** ITEMS **
-=-=-=-=-

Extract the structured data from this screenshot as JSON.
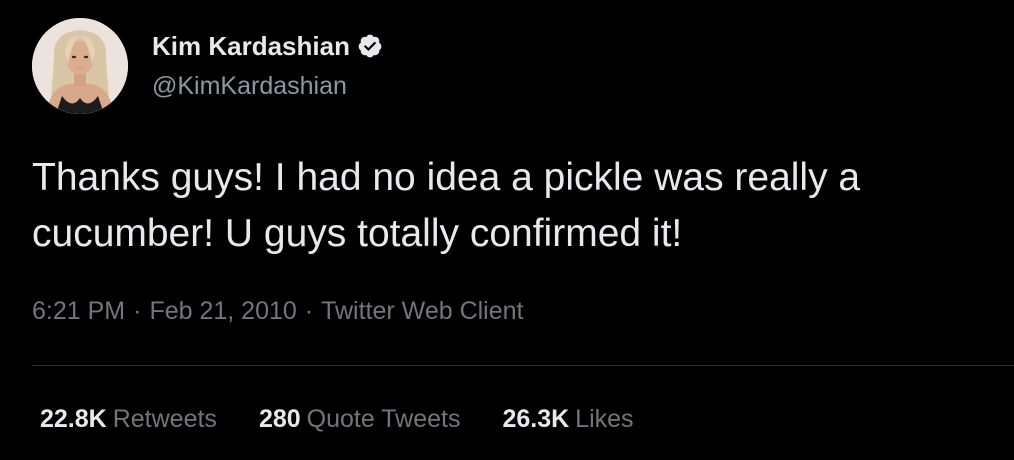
{
  "author": {
    "display_name": "Kim Kardashian",
    "handle": "@KimKardashian",
    "verified": true,
    "verified_icon": "verified-badge-icon"
  },
  "tweet": {
    "text": "Thanks guys! I had no idea a pickle was really a cucumber! U guys totally confirmed it!"
  },
  "meta": {
    "time": "6:21 PM",
    "separator": "·",
    "date": "Feb 21, 2010",
    "client": "Twitter Web Client"
  },
  "stats": [
    {
      "value": "22.8K",
      "label": "Retweets"
    },
    {
      "value": "280",
      "label": "Quote Tweets"
    },
    {
      "value": "26.3K",
      "label": "Likes"
    }
  ],
  "colors": {
    "background": "#000000",
    "text_primary": "#e7e9ea",
    "text_secondary": "#71767b",
    "divider": "#2f3336"
  }
}
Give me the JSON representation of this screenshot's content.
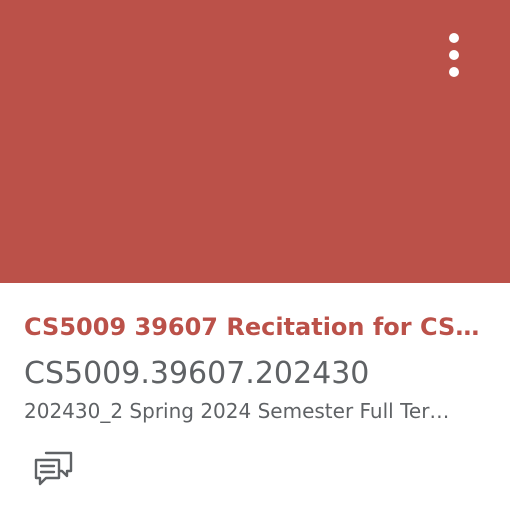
{
  "course_card": {
    "title": "CS5009 39607 Recitation for CS 5…",
    "code": "CS5009.39607.202430",
    "term": "202430_2 Spring 2024 Semester Full Ter…",
    "hero_color": "#bb5149",
    "menu_icon": "kebab-menu-icon",
    "actions": [
      {
        "icon": "discussions-icon"
      }
    ]
  }
}
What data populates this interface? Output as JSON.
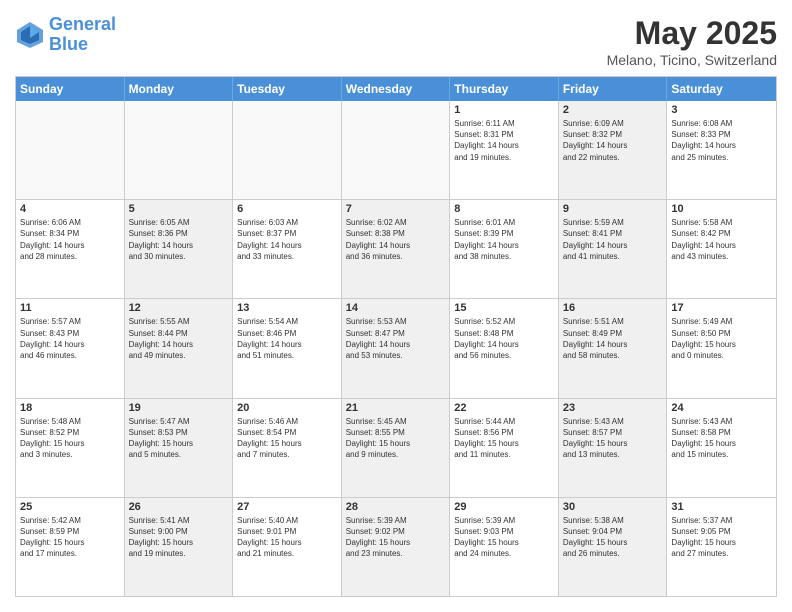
{
  "header": {
    "logo_line1": "General",
    "logo_line2": "Blue",
    "month_title": "May 2025",
    "location": "Melano, Ticino, Switzerland"
  },
  "days": [
    "Sunday",
    "Monday",
    "Tuesday",
    "Wednesday",
    "Thursday",
    "Friday",
    "Saturday"
  ],
  "weeks": [
    [
      {
        "day": "",
        "empty": true
      },
      {
        "day": "",
        "empty": true
      },
      {
        "day": "",
        "empty": true
      },
      {
        "day": "",
        "empty": true
      },
      {
        "day": "1",
        "lines": [
          "Sunrise: 6:11 AM",
          "Sunset: 8:31 PM",
          "Daylight: 14 hours",
          "and 19 minutes."
        ]
      },
      {
        "day": "2",
        "lines": [
          "Sunrise: 6:09 AM",
          "Sunset: 8:32 PM",
          "Daylight: 14 hours",
          "and 22 minutes."
        ],
        "shaded": true
      },
      {
        "day": "3",
        "lines": [
          "Sunrise: 6:08 AM",
          "Sunset: 8:33 PM",
          "Daylight: 14 hours",
          "and 25 minutes."
        ]
      }
    ],
    [
      {
        "day": "4",
        "lines": [
          "Sunrise: 6:06 AM",
          "Sunset: 8:34 PM",
          "Daylight: 14 hours",
          "and 28 minutes."
        ]
      },
      {
        "day": "5",
        "lines": [
          "Sunrise: 6:05 AM",
          "Sunset: 8:36 PM",
          "Daylight: 14 hours",
          "and 30 minutes."
        ],
        "shaded": true
      },
      {
        "day": "6",
        "lines": [
          "Sunrise: 6:03 AM",
          "Sunset: 8:37 PM",
          "Daylight: 14 hours",
          "and 33 minutes."
        ]
      },
      {
        "day": "7",
        "lines": [
          "Sunrise: 6:02 AM",
          "Sunset: 8:38 PM",
          "Daylight: 14 hours",
          "and 36 minutes."
        ],
        "shaded": true
      },
      {
        "day": "8",
        "lines": [
          "Sunrise: 6:01 AM",
          "Sunset: 8:39 PM",
          "Daylight: 14 hours",
          "and 38 minutes."
        ]
      },
      {
        "day": "9",
        "lines": [
          "Sunrise: 5:59 AM",
          "Sunset: 8:41 PM",
          "Daylight: 14 hours",
          "and 41 minutes."
        ],
        "shaded": true
      },
      {
        "day": "10",
        "lines": [
          "Sunrise: 5:58 AM",
          "Sunset: 8:42 PM",
          "Daylight: 14 hours",
          "and 43 minutes."
        ]
      }
    ],
    [
      {
        "day": "11",
        "lines": [
          "Sunrise: 5:57 AM",
          "Sunset: 8:43 PM",
          "Daylight: 14 hours",
          "and 46 minutes."
        ]
      },
      {
        "day": "12",
        "lines": [
          "Sunrise: 5:55 AM",
          "Sunset: 8:44 PM",
          "Daylight: 14 hours",
          "and 49 minutes."
        ],
        "shaded": true
      },
      {
        "day": "13",
        "lines": [
          "Sunrise: 5:54 AM",
          "Sunset: 8:46 PM",
          "Daylight: 14 hours",
          "and 51 minutes."
        ]
      },
      {
        "day": "14",
        "lines": [
          "Sunrise: 5:53 AM",
          "Sunset: 8:47 PM",
          "Daylight: 14 hours",
          "and 53 minutes."
        ],
        "shaded": true
      },
      {
        "day": "15",
        "lines": [
          "Sunrise: 5:52 AM",
          "Sunset: 8:48 PM",
          "Daylight: 14 hours",
          "and 56 minutes."
        ]
      },
      {
        "day": "16",
        "lines": [
          "Sunrise: 5:51 AM",
          "Sunset: 8:49 PM",
          "Daylight: 14 hours",
          "and 58 minutes."
        ],
        "shaded": true
      },
      {
        "day": "17",
        "lines": [
          "Sunrise: 5:49 AM",
          "Sunset: 8:50 PM",
          "Daylight: 15 hours",
          "and 0 minutes."
        ]
      }
    ],
    [
      {
        "day": "18",
        "lines": [
          "Sunrise: 5:48 AM",
          "Sunset: 8:52 PM",
          "Daylight: 15 hours",
          "and 3 minutes."
        ]
      },
      {
        "day": "19",
        "lines": [
          "Sunrise: 5:47 AM",
          "Sunset: 8:53 PM",
          "Daylight: 15 hours",
          "and 5 minutes."
        ],
        "shaded": true
      },
      {
        "day": "20",
        "lines": [
          "Sunrise: 5:46 AM",
          "Sunset: 8:54 PM",
          "Daylight: 15 hours",
          "and 7 minutes."
        ]
      },
      {
        "day": "21",
        "lines": [
          "Sunrise: 5:45 AM",
          "Sunset: 8:55 PM",
          "Daylight: 15 hours",
          "and 9 minutes."
        ],
        "shaded": true
      },
      {
        "day": "22",
        "lines": [
          "Sunrise: 5:44 AM",
          "Sunset: 8:56 PM",
          "Daylight: 15 hours",
          "and 11 minutes."
        ]
      },
      {
        "day": "23",
        "lines": [
          "Sunrise: 5:43 AM",
          "Sunset: 8:57 PM",
          "Daylight: 15 hours",
          "and 13 minutes."
        ],
        "shaded": true
      },
      {
        "day": "24",
        "lines": [
          "Sunrise: 5:43 AM",
          "Sunset: 8:58 PM",
          "Daylight: 15 hours",
          "and 15 minutes."
        ]
      }
    ],
    [
      {
        "day": "25",
        "lines": [
          "Sunrise: 5:42 AM",
          "Sunset: 8:59 PM",
          "Daylight: 15 hours",
          "and 17 minutes."
        ]
      },
      {
        "day": "26",
        "lines": [
          "Sunrise: 5:41 AM",
          "Sunset: 9:00 PM",
          "Daylight: 15 hours",
          "and 19 minutes."
        ],
        "shaded": true
      },
      {
        "day": "27",
        "lines": [
          "Sunrise: 5:40 AM",
          "Sunset: 9:01 PM",
          "Daylight: 15 hours",
          "and 21 minutes."
        ]
      },
      {
        "day": "28",
        "lines": [
          "Sunrise: 5:39 AM",
          "Sunset: 9:02 PM",
          "Daylight: 15 hours",
          "and 23 minutes."
        ],
        "shaded": true
      },
      {
        "day": "29",
        "lines": [
          "Sunrise: 5:39 AM",
          "Sunset: 9:03 PM",
          "Daylight: 15 hours",
          "and 24 minutes."
        ]
      },
      {
        "day": "30",
        "lines": [
          "Sunrise: 5:38 AM",
          "Sunset: 9:04 PM",
          "Daylight: 15 hours",
          "and 26 minutes."
        ],
        "shaded": true
      },
      {
        "day": "31",
        "lines": [
          "Sunrise: 5:37 AM",
          "Sunset: 9:05 PM",
          "Daylight: 15 hours",
          "and 27 minutes."
        ]
      }
    ]
  ]
}
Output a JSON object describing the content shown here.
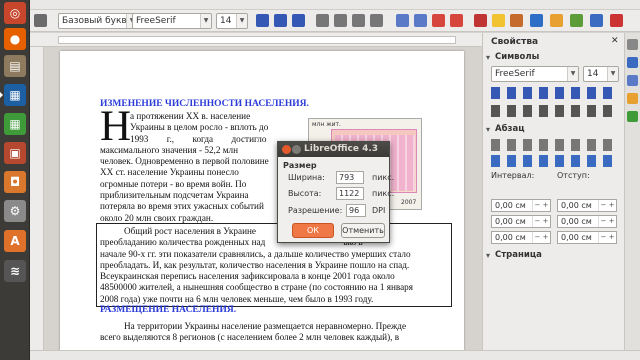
{
  "toolbar": {
    "paragraph_style": "Базовый букв",
    "font_name": "FreeSerif",
    "font_size": "14"
  },
  "document": {
    "heading1": "ИЗМЕНЕНИЕ ЧИСЛЕННОСТИ НАСЕЛЕНИЯ.",
    "dropcap": "Н",
    "para1_lines": [
      "а протяжении XX в. население",
      "Украины в целом росло - вплоть до",
      "1993        г.,        когда        достигло",
      "максимального значения - 52,2 млн",
      "человек. Одновременно в первой половине",
      "XX ст. население Украины понесло",
      "огромные потери - во время войн. По",
      "приблизительным подсчетам Украина",
      "потеряла во время этих ужасных событий",
      "около 20 млн своих граждан."
    ],
    "para2_lines": [
      "Общий рост населения в Украине                                       годаря",
      "преобладанию количества рожденных над                                  ько в",
      "начале 90-х гг. эти показатели сравнялись, а дальше количество умерших стало",
      "преобладать. И, как результат, количество населения в Украине пошло на спад.",
      "Всеукраинская перепись населения зафиксировала в конце 2001 года около",
      "48500000 жителей, а нынешняя сообщество в стране (по состоянию на 1 января",
      "2008 года) уже почти на 6 млн человек меньше, чем было в 1993 году."
    ],
    "heading2": "РАЗМЕЩЕНИЕ НАСЕЛЕНИЯ.",
    "para3_lines": [
      "На территории Украины население размещается неравномерно. Прежде",
      "всего выделяются 8 регионов (с населением более 2 млн человек каждый), в"
    ],
    "chart_caption": "млн жит.",
    "chart_year": "2007"
  },
  "dialog": {
    "title": "LibreOffice 4.3",
    "section": "Размер",
    "width_label": "Ширина:",
    "width_value": "793",
    "height_label": "Высота:",
    "height_value": "1122",
    "resolution_label": "Разрешение:",
    "resolution_value": "96",
    "unit_px": "пикс.",
    "unit_dpi": "DPI",
    "ok_label": "ОК",
    "cancel_label": "Отменить"
  },
  "sidebar": {
    "title": "Свойства",
    "symbols_section": "Символы",
    "font_name": "FreeSerif",
    "font_size": "14",
    "paragraph_section": "Абзац",
    "interval_label": "Интервал:",
    "indent_label": "Отступ:",
    "spin_value": "0,00 см",
    "page_section": "Страница"
  },
  "colors": {
    "heading": "#2a3bd8",
    "dialog_title_bg": "#3b3a37",
    "ok_button": "#f07746",
    "launcher_bg": "#3c3b37"
  }
}
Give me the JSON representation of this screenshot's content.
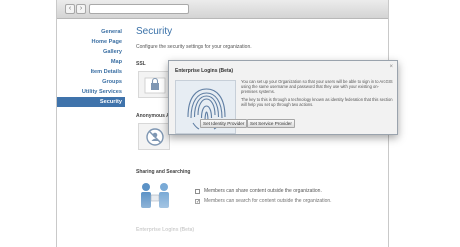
{
  "sidebar": {
    "items": [
      {
        "label": "General"
      },
      {
        "label": "Home Page"
      },
      {
        "label": "Gallery"
      },
      {
        "label": "Map"
      },
      {
        "label": "Item Details"
      },
      {
        "label": "Groups"
      },
      {
        "label": "Utility Services"
      },
      {
        "label": "Security",
        "active": true
      }
    ]
  },
  "main": {
    "title": "Security",
    "subtitle": "Configure the security settings for your organization.",
    "sections": {
      "ssl": "SSL",
      "anonymous": "Anonymous A",
      "sharing": "Sharing and Searching",
      "enterprise": "Enterprise Logins (Beta)"
    },
    "sharing_options": [
      {
        "label": "Members can share content outside the organization.",
        "checked": false
      },
      {
        "label": "Members can search for content outside the organization.",
        "checked": true
      }
    ]
  },
  "dialog": {
    "title": "Enterprise Logins (Beta)",
    "para1": "You can set up your Organization so that your users will be able to sign in to ArcGIS using the same username and password that they use with your existing on-premises systems.",
    "para2": "The key to this is through a technology known as identity federation that this section will help you set up through two actions.",
    "buttons": {
      "identity": "Set Identity Provider",
      "service": "Set Service Provider"
    }
  },
  "colors": {
    "accent": "#3f73ab",
    "link": "#3b6fa3"
  },
  "icons": [
    "back-icon",
    "forward-icon",
    "fingerprint-icon",
    "lock-icon",
    "no-anonymous-icon",
    "sharing-people-icon"
  ]
}
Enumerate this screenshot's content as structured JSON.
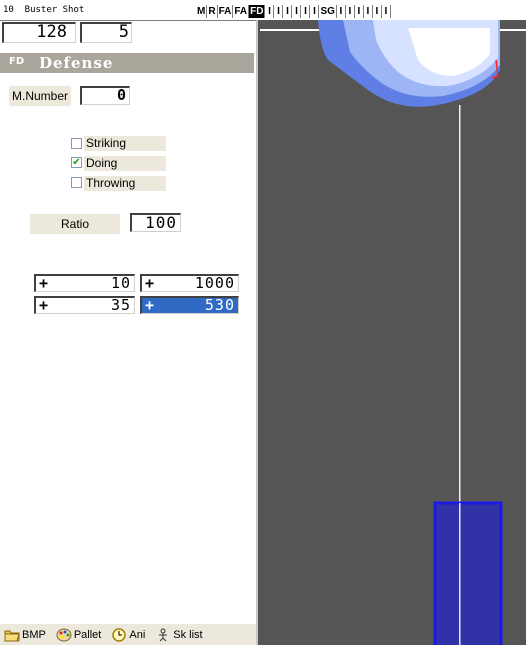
{
  "title": "10  Buster Shot",
  "toolbar": [
    "M",
    "R",
    "FA",
    "FA",
    "FD",
    "I",
    "I",
    "I",
    "I",
    "I",
    "I",
    "SG",
    "I",
    "I",
    "I",
    "I",
    "I",
    "I"
  ],
  "toolbar_selected_index": 4,
  "top_values": {
    "left": "128",
    "right": "5"
  },
  "section": {
    "icon": "FD",
    "title": "Defense"
  },
  "m_number": {
    "label": "M.Number",
    "value": "0"
  },
  "checkboxes": [
    {
      "label": "Striking",
      "checked": false
    },
    {
      "label": "Doing",
      "checked": true
    },
    {
      "label": "Throwing",
      "checked": false
    }
  ],
  "ratio": {
    "label": "Ratio",
    "value": "100"
  },
  "offsets": [
    {
      "sign": "+",
      "value": "10"
    },
    {
      "sign": "+",
      "value": "1000"
    },
    {
      "sign": "+",
      "value": "35"
    },
    {
      "sign": "+",
      "value": "530"
    }
  ],
  "bottom_toolbar": [
    {
      "label": "BMP",
      "icon": "folder-icon"
    },
    {
      "label": "Pallet",
      "icon": "palette-icon"
    },
    {
      "label": "Ani",
      "icon": "clock-icon"
    },
    {
      "label": "Sk list",
      "icon": "skeleton-icon"
    }
  ],
  "colors": {
    "canvas_bg": "#555555",
    "selection": "#316ac5",
    "hitbox": "#1a1ae6",
    "header": "#aaa69b"
  }
}
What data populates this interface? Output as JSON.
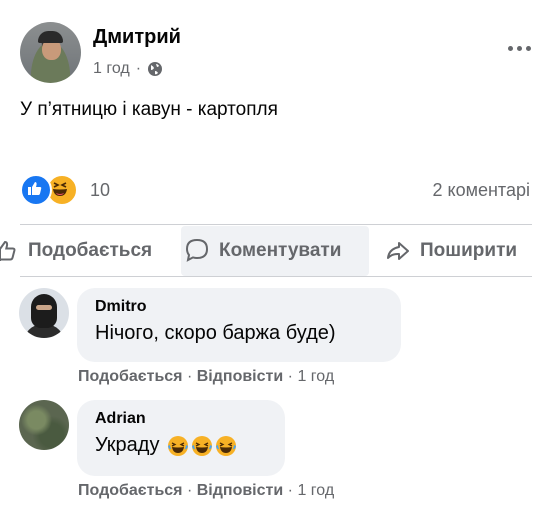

-=-=-=-=-

** GOAL **
Scan the material line by line and report each one that contains "verified".

** CORRECT OUTPUT **
    "verified": true,
    "verified_icon": "verified-badge-icon"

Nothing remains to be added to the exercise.